Exercise details ->
Go through the entries below and collect each line with the string "description" in it.

Data ->
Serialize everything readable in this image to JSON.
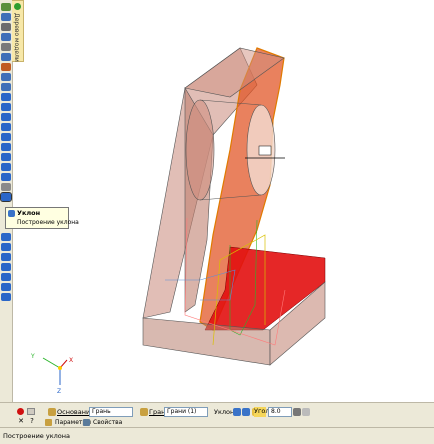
{
  "tree_tab": {
    "label": "Дерево модели"
  },
  "tooltip": {
    "title": "Уклон",
    "description": "Построение уклона"
  },
  "params": {
    "base_label": "Основание",
    "base_value": "Грань",
    "faces_label": "Грани",
    "faces_value": "Грани (1)",
    "slope_label": "Уклон",
    "angle_label": "Угол",
    "angle_value": "8.0"
  },
  "tabs": {
    "params": "Параметры",
    "properties": "Свойства"
  },
  "axes": {
    "x": "X",
    "y": "Y",
    "z": "Z"
  },
  "status": {
    "text": "Построение уклона"
  },
  "colors": {
    "toolbar_bg": "#ece9d8",
    "part_body": "#c8887a",
    "selected_face": "#e05020",
    "red_face": "#e21010",
    "tooltip_bg": "#ffffe1"
  }
}
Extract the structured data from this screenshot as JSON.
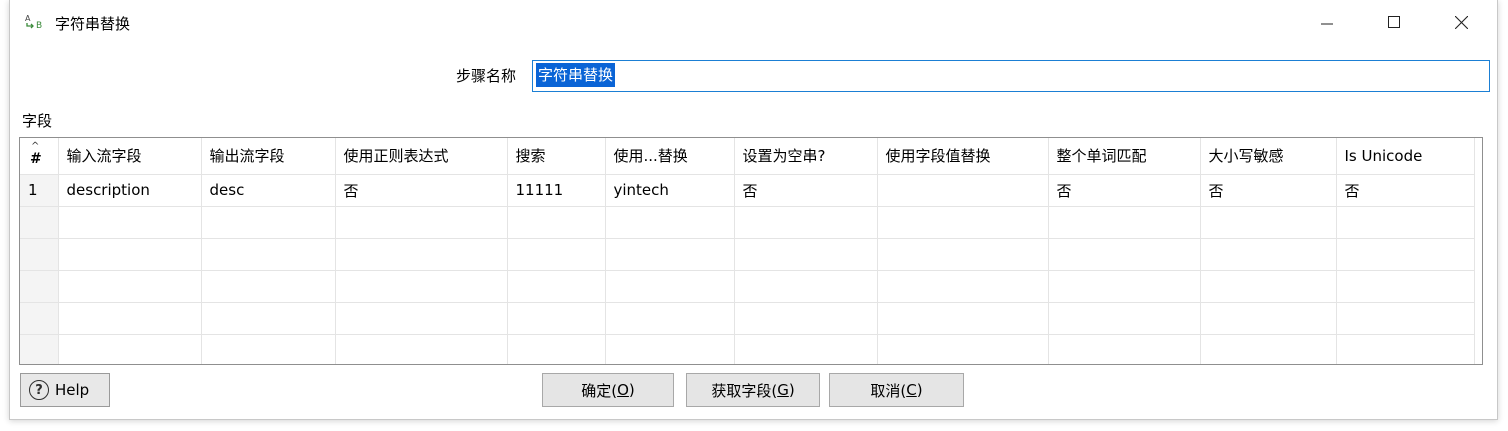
{
  "window": {
    "title": "字符串替换",
    "icon": "abc-replace-icon"
  },
  "step": {
    "label": "步骤名称",
    "value": "字符串替换"
  },
  "fields": {
    "label": "字段",
    "columns": [
      "#",
      "输入流字段",
      "输出流字段",
      "使用正则表达式",
      "搜索",
      "使用...替换",
      "设置为空串?",
      "使用字段值替换",
      "整个单词匹配",
      "大小写敏感",
      "Is Unicode"
    ],
    "rows": [
      [
        "1",
        "description",
        "desc",
        "否",
        "11111",
        "yintech",
        "否",
        "",
        "否",
        "否",
        "否"
      ],
      [
        "",
        "",
        "",
        "",
        "",
        "",
        "",
        "",
        "",
        "",
        ""
      ],
      [
        "",
        "",
        "",
        "",
        "",
        "",
        "",
        "",
        "",
        "",
        ""
      ],
      [
        "",
        "",
        "",
        "",
        "",
        "",
        "",
        "",
        "",
        "",
        ""
      ],
      [
        "",
        "",
        "",
        "",
        "",
        "",
        "",
        "",
        "",
        "",
        ""
      ],
      [
        "",
        "",
        "",
        "",
        "",
        "",
        "",
        "",
        "",
        "",
        ""
      ]
    ]
  },
  "buttons": {
    "help": "Help",
    "ok_text": "确定(",
    "ok_key": "O",
    "ok_end": ")",
    "get_text": "获取字段(",
    "get_key": "G",
    "get_end": ")",
    "cancel_text": "取消(",
    "cancel_key": "C",
    "cancel_end": ")"
  },
  "colors": {
    "selection": "#0a64d6",
    "focus_border": "#1b7fd4"
  }
}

Answer to this task ->
    "description": "Построение уклона"
        "description",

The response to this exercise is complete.